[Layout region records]

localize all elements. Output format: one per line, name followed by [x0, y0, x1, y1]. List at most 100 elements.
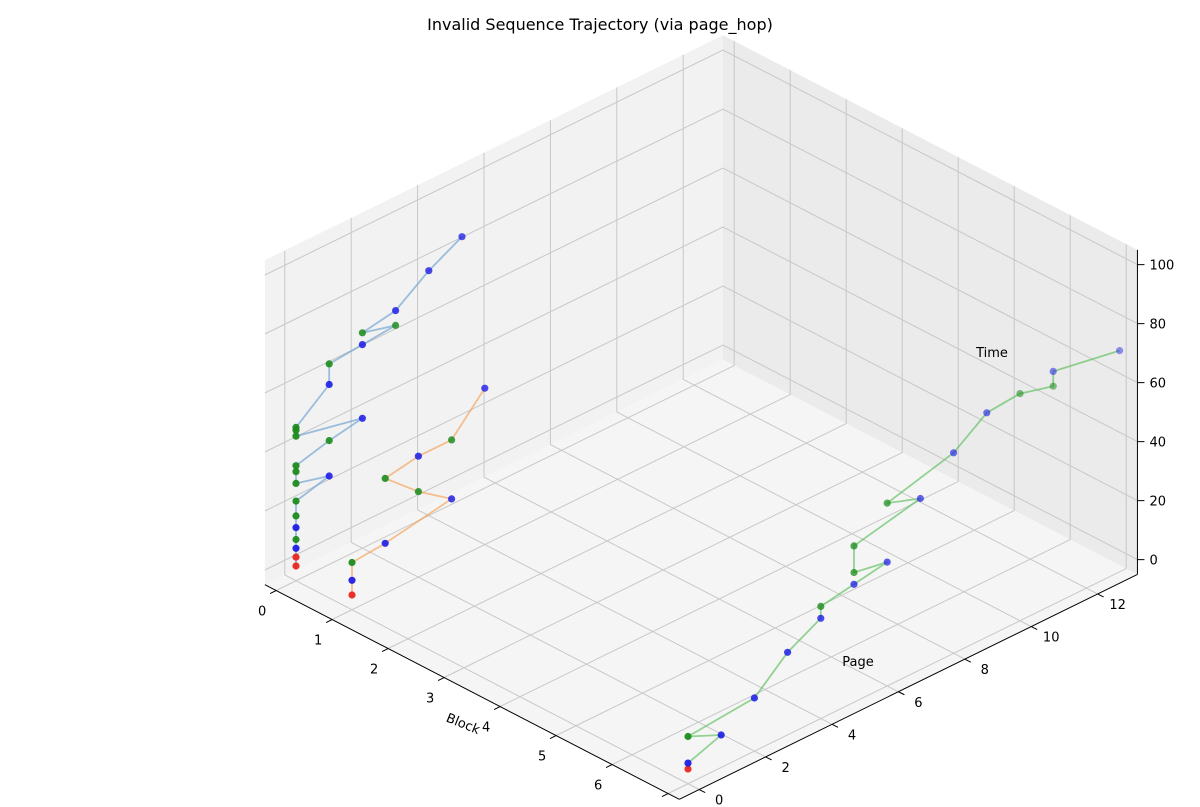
x-tick-label: 5	[538, 750, 546, 765]
gridline-time	[264, 108, 1138, 335]
y-axis-line	[679, 573, 1138, 800]
data-point-write	[1016, 390, 1024, 398]
x-tick-label: 6	[594, 779, 602, 794]
chart-title: Invalid Sequence Trajectory (via page_ho…	[427, 15, 773, 35]
data-point-invalid	[292, 553, 300, 561]
z-tick-label: 80	[1149, 318, 1166, 333]
data-point-write	[850, 568, 858, 577]
x-tick-label: 3	[426, 692, 434, 707]
y-tick	[964, 658, 972, 663]
y-tick-label: 12	[1109, 598, 1126, 613]
y-tick-label: 2	[781, 761, 789, 776]
axis-lines	[264, 249, 1145, 800]
data-point-write	[381, 474, 389, 482]
data-point-write	[325, 360, 333, 368]
data-point-read	[717, 731, 725, 739]
y-axis-label: Page	[842, 655, 873, 670]
y-tick	[898, 691, 905, 696]
y-tick-label: 10	[1043, 631, 1060, 646]
gridline-page	[350, 217, 766, 758]
gridlines	[264, 41, 1138, 794]
y-tick-label: 6	[914, 696, 922, 711]
z-tick-label: 100	[1149, 259, 1174, 274]
data-point-read	[916, 494, 925, 503]
y-tick	[831, 723, 839, 728]
gridline-time	[264, 167, 1138, 394]
data-point-read	[817, 614, 825, 622]
data-point-read	[414, 452, 422, 460]
gridline-page	[549, 120, 966, 660]
gridline-page	[417, 185, 833, 725]
data-point-read	[325, 380, 333, 389]
x-tick	[269, 590, 277, 594]
data-point-write	[292, 462, 300, 470]
data-point-read	[392, 307, 400, 315]
data-point-read	[850, 580, 858, 588]
x-axis-label: Block	[444, 711, 483, 738]
data-point-write	[292, 535, 300, 544]
data-point-read	[348, 576, 356, 584]
data-point-write	[292, 479, 300, 487]
trajectory-line-block-1	[351, 387, 486, 595]
data-point-read	[425, 267, 433, 275]
x-tick-label: 2	[370, 663, 378, 678]
z-tick-label: 40	[1149, 436, 1166, 451]
data-point-write	[348, 558, 356, 567]
data-point-read	[358, 341, 366, 349]
data-point-write	[292, 423, 300, 431]
z-axis-label: Time	[975, 346, 1008, 361]
data-point-write	[292, 512, 300, 520]
floor-pane	[264, 359, 1138, 800]
x-tick-label: 4	[482, 721, 490, 736]
x-tick-label: 1	[314, 634, 322, 649]
tick-labels: 01234567024681012020406080100	[258, 259, 1174, 807]
data-point-read	[381, 539, 389, 547]
z-tick-label: 20	[1149, 495, 1166, 510]
gridline-time	[264, 49, 1138, 276]
x-tick	[493, 706, 501, 710]
data-point-write	[414, 488, 422, 496]
data-point-write	[850, 542, 858, 550]
y-tick	[765, 756, 772, 761]
data-point-write	[817, 602, 825, 611]
data-point-read	[481, 384, 489, 392]
y-tick	[698, 789, 706, 793]
data-point-write	[392, 321, 400, 329]
data-point-read	[983, 409, 991, 417]
y-tick	[1097, 593, 1104, 598]
data-point-read	[448, 495, 456, 503]
x-tick	[437, 677, 445, 681]
x-tick	[325, 619, 333, 623]
gridline-page	[284, 250, 700, 790]
z-tick-label: 0	[1149, 554, 1157, 569]
x-tick-label: 0	[258, 605, 266, 620]
data-point-read	[883, 558, 891, 566]
y-tick-label: 4	[848, 728, 856, 743]
x-tick	[549, 735, 557, 739]
data-point-read	[458, 233, 466, 241]
back-pane	[723, 35, 1138, 575]
y-tick-label: 8	[981, 663, 989, 678]
data-point-read	[1116, 347, 1124, 355]
data-point-write	[883, 499, 891, 507]
data-point-write	[684, 732, 692, 741]
data-point-write	[448, 436, 456, 444]
x-axis-line	[264, 584, 680, 800]
y-tick-label: 0	[715, 794, 723, 807]
gridline-page	[616, 87, 1032, 627]
y-tick	[1030, 626, 1038, 630]
data-point-write	[292, 432, 300, 440]
data-point-write	[292, 468, 300, 476]
gridline-time	[264, 226, 1138, 453]
data-point-write	[358, 329, 366, 337]
data-point-write	[325, 437, 333, 445]
data-point-read	[1049, 367, 1057, 375]
data-points	[292, 233, 1124, 773]
data-point-read	[784, 648, 792, 656]
z-tick-label: 60	[1149, 377, 1166, 392]
data-point-read	[325, 472, 333, 480]
gridline-time	[264, 285, 1138, 512]
gridline-page	[682, 54, 1098, 595]
data-point-invalid	[684, 765, 692, 773]
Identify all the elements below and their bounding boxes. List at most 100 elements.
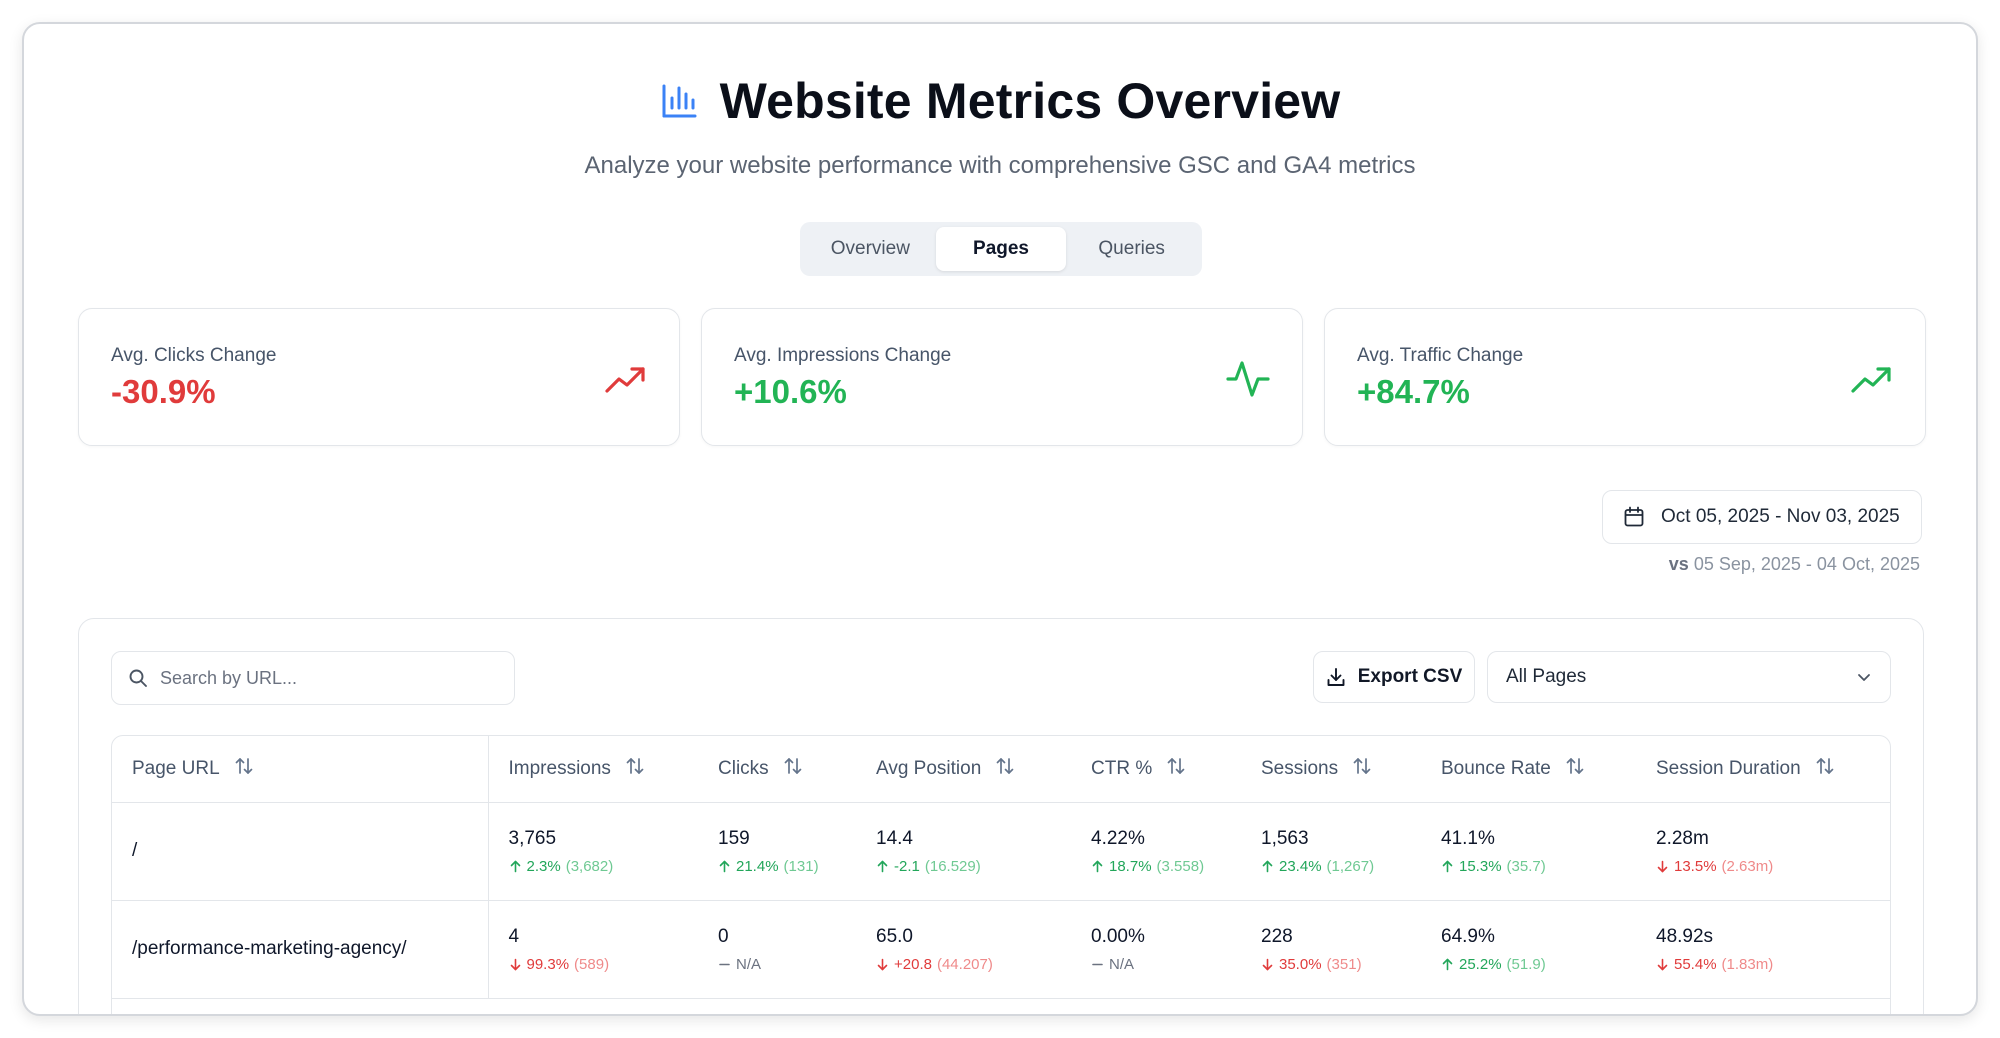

Given instruction
Switch "elements" to "objects" everywhere it occurs in the rows above and reproduce all of them with nothing else changed. Omit the pictures.

Result of the exercise
localize all objects. Output format: one per line, name followed by [x0, y0, x1, y1]. List at most 100 objects.
x-tick-label: 5	[538, 750, 546, 765]
gridline-time	[264, 108, 1138, 335]
y-axis-line	[679, 573, 1138, 800]
data-point-write	[1016, 390, 1024, 398]
x-tick-label: 6	[594, 779, 602, 794]
chart-title: Invalid Sequence Trajectory (via page_ho…	[427, 15, 773, 35]
data-point-invalid	[292, 553, 300, 561]
z-tick-label: 80	[1149, 318, 1166, 333]
data-point-write	[850, 568, 858, 577]
x-tick-label: 3	[426, 692, 434, 707]
y-tick	[964, 658, 972, 663]
y-tick-label: 12	[1109, 598, 1126, 613]
y-tick-label: 2	[781, 761, 789, 776]
axis-lines	[264, 249, 1145, 800]
data-point-write	[381, 474, 389, 482]
data-point-write	[325, 360, 333, 368]
data-point-read	[717, 731, 725, 739]
y-axis-label: Page	[842, 655, 873, 670]
y-tick	[898, 691, 905, 696]
y-tick-label: 10	[1043, 631, 1060, 646]
gridline-page	[350, 217, 766, 758]
gridlines	[264, 41, 1138, 794]
y-tick-label: 6	[914, 696, 922, 711]
z-tick-label: 100	[1149, 259, 1174, 274]
data-point-read	[916, 494, 925, 503]
y-tick	[831, 723, 839, 728]
gridline-time	[264, 167, 1138, 394]
data-point-read	[817, 614, 825, 622]
data-point-read	[414, 452, 422, 460]
gridline-page	[549, 120, 966, 660]
gridline-page	[417, 185, 833, 725]
data-point-read	[325, 380, 333, 389]
x-tick	[269, 590, 277, 594]
data-point-write	[292, 462, 300, 470]
data-point-read	[392, 307, 400, 315]
data-point-read	[850, 580, 858, 588]
x-axis-label: Block	[444, 711, 483, 738]
data-point-write	[292, 535, 300, 544]
data-point-read	[348, 576, 356, 584]
data-point-write	[292, 479, 300, 487]
trajectory-line-block-1	[351, 387, 486, 595]
data-point-read	[425, 267, 433, 275]
x-tick-label: 2	[370, 663, 378, 678]
z-tick-label: 40	[1149, 436, 1166, 451]
data-point-write	[348, 558, 356, 567]
data-point-read	[358, 341, 366, 349]
data-point-write	[292, 423, 300, 431]
z-axis-label: Time	[975, 346, 1008, 361]
data-point-write	[292, 512, 300, 520]
floor-pane	[264, 359, 1138, 800]
x-tick-label: 4	[482, 721, 490, 736]
x-tick-label: 1	[314, 634, 322, 649]
tick-labels: 01234567024681012020406080100	[258, 259, 1174, 807]
data-point-read	[381, 539, 389, 547]
z-tick-label: 20	[1149, 495, 1166, 510]
gridline-time	[264, 49, 1138, 276]
x-tick	[493, 706, 501, 710]
data-point-write	[414, 488, 422, 496]
data-point-write	[850, 542, 858, 550]
y-tick	[765, 756, 772, 761]
data-point-write	[817, 602, 825, 611]
data-point-read	[481, 384, 489, 392]
y-tick	[698, 789, 706, 793]
data-point-write	[392, 321, 400, 329]
data-point-read	[983, 409, 991, 417]
y-tick	[1097, 593, 1104, 598]
data-point-read	[448, 495, 456, 503]
x-tick	[437, 677, 445, 681]
x-tick	[325, 619, 333, 623]
gridline-page	[284, 250, 700, 790]
z-tick-label: 0	[1149, 554, 1157, 569]
x-tick-label: 0	[258, 605, 266, 620]
data-point-read	[883, 558, 891, 566]
y-tick-label: 4	[848, 728, 856, 743]
x-tick	[549, 735, 557, 739]
data-point-read	[458, 233, 466, 241]
back-pane	[723, 35, 1138, 575]
y-tick-label: 8	[981, 663, 989, 678]
data-point-read	[1116, 347, 1124, 355]
data-point-write	[883, 499, 891, 507]
data-point-write	[684, 732, 692, 741]
data-point-write	[448, 436, 456, 444]
x-axis-line	[264, 584, 680, 800]
y-tick-label: 0	[715, 794, 723, 807]
gridline-page	[616, 87, 1032, 627]
y-tick	[1030, 626, 1038, 630]
data-point-write	[292, 432, 300, 440]
data-point-write	[292, 468, 300, 476]
gridline-time	[264, 226, 1138, 453]
data-point-write	[358, 329, 366, 337]
data-point-write	[325, 437, 333, 445]
data-point-read	[1049, 367, 1057, 375]
data-points	[292, 233, 1124, 773]
data-point-read	[784, 648, 792, 656]
z-tick-label: 60	[1149, 377, 1166, 392]
data-point-read	[325, 472, 333, 480]
gridline-time	[264, 285, 1138, 512]
gridline-page	[682, 54, 1098, 595]
data-point-invalid	[684, 765, 692, 773]
Identify all the objects below and their bounding boxes. List at most 100 objects.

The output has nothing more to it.